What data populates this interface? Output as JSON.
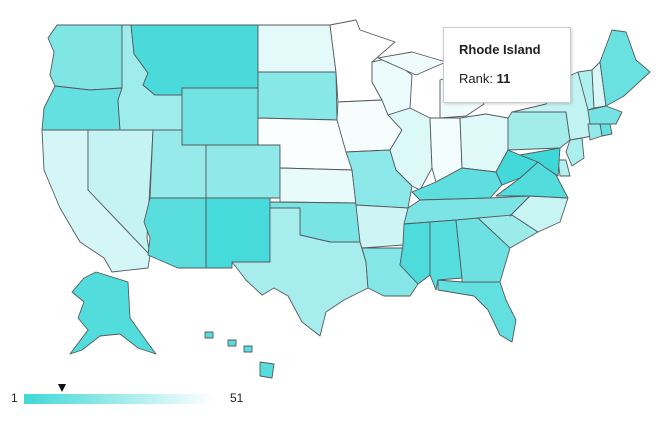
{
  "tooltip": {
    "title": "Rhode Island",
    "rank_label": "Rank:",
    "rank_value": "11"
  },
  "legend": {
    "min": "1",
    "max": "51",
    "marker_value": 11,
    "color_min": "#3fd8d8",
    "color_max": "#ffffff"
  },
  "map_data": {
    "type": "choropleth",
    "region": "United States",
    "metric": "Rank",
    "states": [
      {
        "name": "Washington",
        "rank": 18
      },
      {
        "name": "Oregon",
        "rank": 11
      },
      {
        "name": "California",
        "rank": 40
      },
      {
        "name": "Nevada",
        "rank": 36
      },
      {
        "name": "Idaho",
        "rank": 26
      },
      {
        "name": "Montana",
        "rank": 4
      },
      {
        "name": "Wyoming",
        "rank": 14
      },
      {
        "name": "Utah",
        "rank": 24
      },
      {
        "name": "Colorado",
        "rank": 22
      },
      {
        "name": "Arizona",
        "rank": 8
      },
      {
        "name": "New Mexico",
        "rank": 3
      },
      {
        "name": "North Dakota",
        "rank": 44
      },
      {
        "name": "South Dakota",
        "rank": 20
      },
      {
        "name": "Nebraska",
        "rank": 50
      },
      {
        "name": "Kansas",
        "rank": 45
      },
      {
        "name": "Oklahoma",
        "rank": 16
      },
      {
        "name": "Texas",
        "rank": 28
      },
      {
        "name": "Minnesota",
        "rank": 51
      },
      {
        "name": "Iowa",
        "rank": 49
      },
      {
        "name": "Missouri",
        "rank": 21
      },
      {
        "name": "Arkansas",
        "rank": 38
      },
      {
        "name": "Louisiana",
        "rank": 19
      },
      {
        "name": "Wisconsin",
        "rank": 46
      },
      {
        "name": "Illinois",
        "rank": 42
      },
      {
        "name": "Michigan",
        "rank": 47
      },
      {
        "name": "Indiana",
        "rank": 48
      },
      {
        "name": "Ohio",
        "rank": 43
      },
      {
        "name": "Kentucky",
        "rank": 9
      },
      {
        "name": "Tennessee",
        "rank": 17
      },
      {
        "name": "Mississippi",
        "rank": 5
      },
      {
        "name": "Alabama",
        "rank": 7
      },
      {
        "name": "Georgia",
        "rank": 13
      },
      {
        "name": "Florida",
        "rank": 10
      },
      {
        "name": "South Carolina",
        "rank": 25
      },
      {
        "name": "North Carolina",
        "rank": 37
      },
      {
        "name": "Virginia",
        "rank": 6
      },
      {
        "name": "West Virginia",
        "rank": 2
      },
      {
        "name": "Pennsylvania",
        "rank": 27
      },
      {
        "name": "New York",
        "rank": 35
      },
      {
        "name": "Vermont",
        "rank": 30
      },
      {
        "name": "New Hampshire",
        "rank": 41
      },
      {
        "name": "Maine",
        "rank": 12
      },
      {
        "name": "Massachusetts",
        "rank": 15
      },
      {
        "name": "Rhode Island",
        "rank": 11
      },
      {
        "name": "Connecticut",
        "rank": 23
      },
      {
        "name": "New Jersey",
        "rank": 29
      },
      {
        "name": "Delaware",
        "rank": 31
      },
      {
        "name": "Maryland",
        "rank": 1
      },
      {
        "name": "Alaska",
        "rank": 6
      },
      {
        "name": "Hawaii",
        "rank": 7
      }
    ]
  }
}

+++

EXERCISE GOAL: Your job is to transcribe the entries above exactly; skip the pictures.

RESULT FOR THIS TASK:
What data populates this interface? Output as JSON.
{
  "tooltip": {
    "title": "Rhode Island",
    "rank_label": "Rank:",
    "rank_value": "11"
  },
  "legend": {
    "min": "1",
    "max": "51",
    "marker_value": 11,
    "color_min": "#3fd8d8",
    "color_max": "#ffffff"
  },
  "map_data": {
    "type": "choropleth",
    "region": "United States",
    "metric": "Rank",
    "states": [
      {
        "name": "Washington",
        "rank": 18
      },
      {
        "name": "Oregon",
        "rank": 11
      },
      {
        "name": "California",
        "rank": 40
      },
      {
        "name": "Nevada",
        "rank": 36
      },
      {
        "name": "Idaho",
        "rank": 26
      },
      {
        "name": "Montana",
        "rank": 4
      },
      {
        "name": "Wyoming",
        "rank": 14
      },
      {
        "name": "Utah",
        "rank": 24
      },
      {
        "name": "Colorado",
        "rank": 22
      },
      {
        "name": "Arizona",
        "rank": 8
      },
      {
        "name": "New Mexico",
        "rank": 3
      },
      {
        "name": "North Dakota",
        "rank": 44
      },
      {
        "name": "South Dakota",
        "rank": 20
      },
      {
        "name": "Nebraska",
        "rank": 50
      },
      {
        "name": "Kansas",
        "rank": 45
      },
      {
        "name": "Oklahoma",
        "rank": 16
      },
      {
        "name": "Texas",
        "rank": 28
      },
      {
        "name": "Minnesota",
        "rank": 51
      },
      {
        "name": "Iowa",
        "rank": 49
      },
      {
        "name": "Missouri",
        "rank": 21
      },
      {
        "name": "Arkansas",
        "rank": 38
      },
      {
        "name": "Louisiana",
        "rank": 19
      },
      {
        "name": "Wisconsin",
        "rank": 46
      },
      {
        "name": "Illinois",
        "rank": 42
      },
      {
        "name": "Michigan",
        "rank": 47
      },
      {
        "name": "Indiana",
        "rank": 48
      },
      {
        "name": "Ohio",
        "rank": 43
      },
      {
        "name": "Kentucky",
        "rank": 9
      },
      {
        "name": "Tennessee",
        "rank": 17
      },
      {
        "name": "Mississippi",
        "rank": 5
      },
      {
        "name": "Alabama",
        "rank": 7
      },
      {
        "name": "Georgia",
        "rank": 13
      },
      {
        "name": "Florida",
        "rank": 10
      },
      {
        "name": "South Carolina",
        "rank": 25
      },
      {
        "name": "North Carolina",
        "rank": 37
      },
      {
        "name": "Virginia",
        "rank": 6
      },
      {
        "name": "West Virginia",
        "rank": 2
      },
      {
        "name": "Pennsylvania",
        "rank": 27
      },
      {
        "name": "New York",
        "rank": 35
      },
      {
        "name": "Vermont",
        "rank": 30
      },
      {
        "name": "New Hampshire",
        "rank": 41
      },
      {
        "name": "Maine",
        "rank": 12
      },
      {
        "name": "Massachusetts",
        "rank": 15
      },
      {
        "name": "Rhode Island",
        "rank": 11
      },
      {
        "name": "Connecticut",
        "rank": 23
      },
      {
        "name": "New Jersey",
        "rank": 29
      },
      {
        "name": "Delaware",
        "rank": 31
      },
      {
        "name": "Maryland",
        "rank": 1
      },
      {
        "name": "Alaska",
        "rank": 6
      },
      {
        "name": "Hawaii",
        "rank": 7
      }
    ]
  }
}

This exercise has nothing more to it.